This statement is being jointly filed by Saba Capital and Mr. Weinstein (together, the "Reporting Persons") with respect to the ownership of the Common Shares by (the following, the "Saba Entities"): Saba Capital Master Fund Ltd. ("SCMF"), Saba Capital Master Fund II AIV, L.P. ("SCMF II"), Saba Capital Leveraged Master Fund Ltd. ("SCLMF"), Saba Capital Series LLC Series 1 ("SCS"), Saba Capital CEF Opportunities 1, Ltd. ("SCEF 1") and Saba Capital CEF Opportunities 2, Ltd. ("SCEF 2").2 Any disclosures herein with respect to persons other than the Reporting Persons are made on information and belief after making inquiry to the appropriate party.

   

Information required by Instruction C of Schedule 13D with respect to Management is set forth herein.

   

The filing of this statement should not be construed as an admission that any Reporting Person, Management or any Saba Entity is, for the purposes of Sections 13 of the Securities Exchange Act of 1934, the beneficial owner of the Common Shares reported herein.

   
(b)

The address of the business office of each of the Reporting Persons and Management is 405 Lexington Avenue, 58th Floor, New York, New York 10174.

   
(c)

The principal business of: (i) Saba Capital is to serve as investment manager to the Saba Entities, (ii) Mr. Weinstein, an individual, is investment management and serving as the Managing Member of Management and other affiliated entities and (iii) Management is to serve as general partner of Saba Capital.

______________________________
2 Saba Capital is the investment manager of the Saba Entities and by virtue of such status may be deemed to be the beneficial owner of the securities held by the Saba Entities. Saba Capital Management GP, LLC ("Management") is the general partner of Saba Capital. Management does not directly hold any Common Shares. Boaz R. Weinstein is the Managing Member of Management and as a result may be deemed to have voting and investment power with respect to the securities held by the Saba Entities.


CUSIP No. 18914C100 SCHEDULE 13D Page 2 of 10 Pages

(d)

None of the Reporting Persons or Management has, during the last five years, been convicted in a criminal proceeding (excluding traffic violations or similar misdemeanors).

   
(e)

■ EXERCISE INSTRUCTIONS ■
1. Summarize the Saba Capital filing excerpt in two sentences.
2. Extend the Saba Capital filing excerpt past its final line, keeping its style.
The material that follows has no connection to the Saba Capital filing excerpt.

■ ENTRIES SUPPLIED ■
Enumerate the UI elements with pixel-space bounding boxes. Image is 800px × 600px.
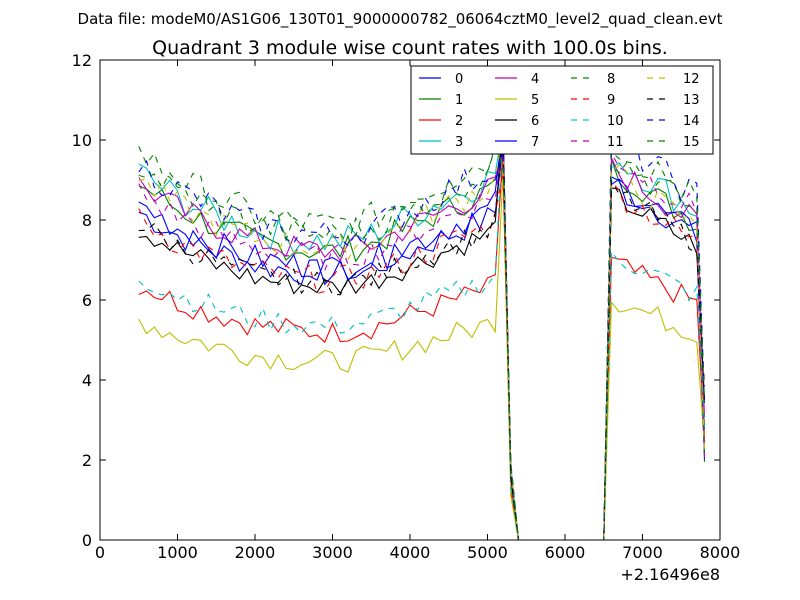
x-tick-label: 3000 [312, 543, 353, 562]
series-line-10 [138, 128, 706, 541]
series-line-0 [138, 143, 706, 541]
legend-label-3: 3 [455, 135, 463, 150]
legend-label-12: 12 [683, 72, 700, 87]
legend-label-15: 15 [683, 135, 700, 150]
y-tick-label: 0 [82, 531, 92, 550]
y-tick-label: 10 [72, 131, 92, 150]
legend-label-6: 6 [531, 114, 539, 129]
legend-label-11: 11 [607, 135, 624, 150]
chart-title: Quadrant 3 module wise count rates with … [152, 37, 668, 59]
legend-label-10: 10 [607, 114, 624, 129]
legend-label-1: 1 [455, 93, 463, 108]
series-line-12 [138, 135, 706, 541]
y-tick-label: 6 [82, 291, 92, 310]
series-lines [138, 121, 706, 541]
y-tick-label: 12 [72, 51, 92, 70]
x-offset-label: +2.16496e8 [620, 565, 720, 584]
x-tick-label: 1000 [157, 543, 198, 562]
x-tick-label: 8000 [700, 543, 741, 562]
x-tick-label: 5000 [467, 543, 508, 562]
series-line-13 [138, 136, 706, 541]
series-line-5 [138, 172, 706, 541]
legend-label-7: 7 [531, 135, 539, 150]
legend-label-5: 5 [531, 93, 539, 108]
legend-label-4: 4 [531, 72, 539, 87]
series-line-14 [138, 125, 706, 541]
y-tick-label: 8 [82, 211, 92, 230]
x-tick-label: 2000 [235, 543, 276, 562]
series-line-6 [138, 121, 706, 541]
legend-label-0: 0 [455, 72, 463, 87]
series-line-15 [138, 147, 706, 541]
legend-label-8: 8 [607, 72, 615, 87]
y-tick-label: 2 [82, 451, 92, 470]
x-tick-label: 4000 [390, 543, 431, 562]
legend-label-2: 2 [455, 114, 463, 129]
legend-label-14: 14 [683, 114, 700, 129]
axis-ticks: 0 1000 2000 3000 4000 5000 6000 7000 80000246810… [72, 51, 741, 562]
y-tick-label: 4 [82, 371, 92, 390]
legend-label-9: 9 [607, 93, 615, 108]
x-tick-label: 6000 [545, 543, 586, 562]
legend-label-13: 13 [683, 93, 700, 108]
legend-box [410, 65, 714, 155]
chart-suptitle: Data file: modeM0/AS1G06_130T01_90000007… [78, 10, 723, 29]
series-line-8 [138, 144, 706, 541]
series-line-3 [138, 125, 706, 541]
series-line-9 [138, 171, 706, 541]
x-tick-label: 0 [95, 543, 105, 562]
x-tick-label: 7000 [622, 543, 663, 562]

■ THE REPLIES ■
1. Saba Capital and Boaz R. Weinstein jointly filed this statement about Common Shares owned by six Saba Entities, for which Saba Capital is investment manager; Saba Capital Management GP, LLC is Saba Capital's general partner, and Mr. Weinstein is its Managing Member. The filing is not an admission of beneficial ownership, lists a shared business office at 405 Lexington Avenue, 58th Floor, New York, and states that none of the Reporting Persons or Management has been convicted in a criminal proceeding during the last five years.

2.
None of the Reporting Persons or Management has, during the last five years, been a party to a civil proceeding of a judicial or administrative body of competent jurisdiction and, as a result of such proceeding, was, or is subject to, a judgment, decree or final order enjoining future violations of, or prohibiting or mandating activities subject to, Federal or State securities laws or finding any violation with respect to such laws.

   
(f)

Saba Capital is organized as a limited partnership under the laws of the State of Delaware. Mr. Weinstein is a citizen of the United States. Management is a limited liability company organized under the laws of Delaware.

   

The Reporting Persons have executed a Joint Filing Agreement, dated January 6, 2017, with respect to the joint filing of this Schedule 13D, and any amendment or amendments hereto, a copy of which is attached hereto as Exhibit 1.


Item 3. SOURCE AND AMOUNT OF FUNDS OR OTHER CONSIDERATION
   

Funds for the purchase of the Common Shares were derived from the subscription proceeds from investors in SCMF, SCMF II, SCLMF, SCS, SCEF 1 and SCEF 2 and the capital appreciation thereon and margin account borrowings made in the ordinary course of business. In such instances, the positions held in the margin accounts are pledged as collateral security for the repayment of debit balances in the account, which may exist from time to time. Since other securities are held in the margin accounts, it is not possible to determine the amounts, if any, of margin used to purchase the Common Shares reported herein. A total of $21,431,295 was paid to acquire the Common Shares reported herein.

   
Item 4.

PURPOSE OF TRANSACTION

   

The Reporting Persons acquired the Common Shares to which this Schedule 13D relates in the ordinary course of business for investment purposes because they believe that the Common Shares are undervalued and represent an attractive investment opportunity.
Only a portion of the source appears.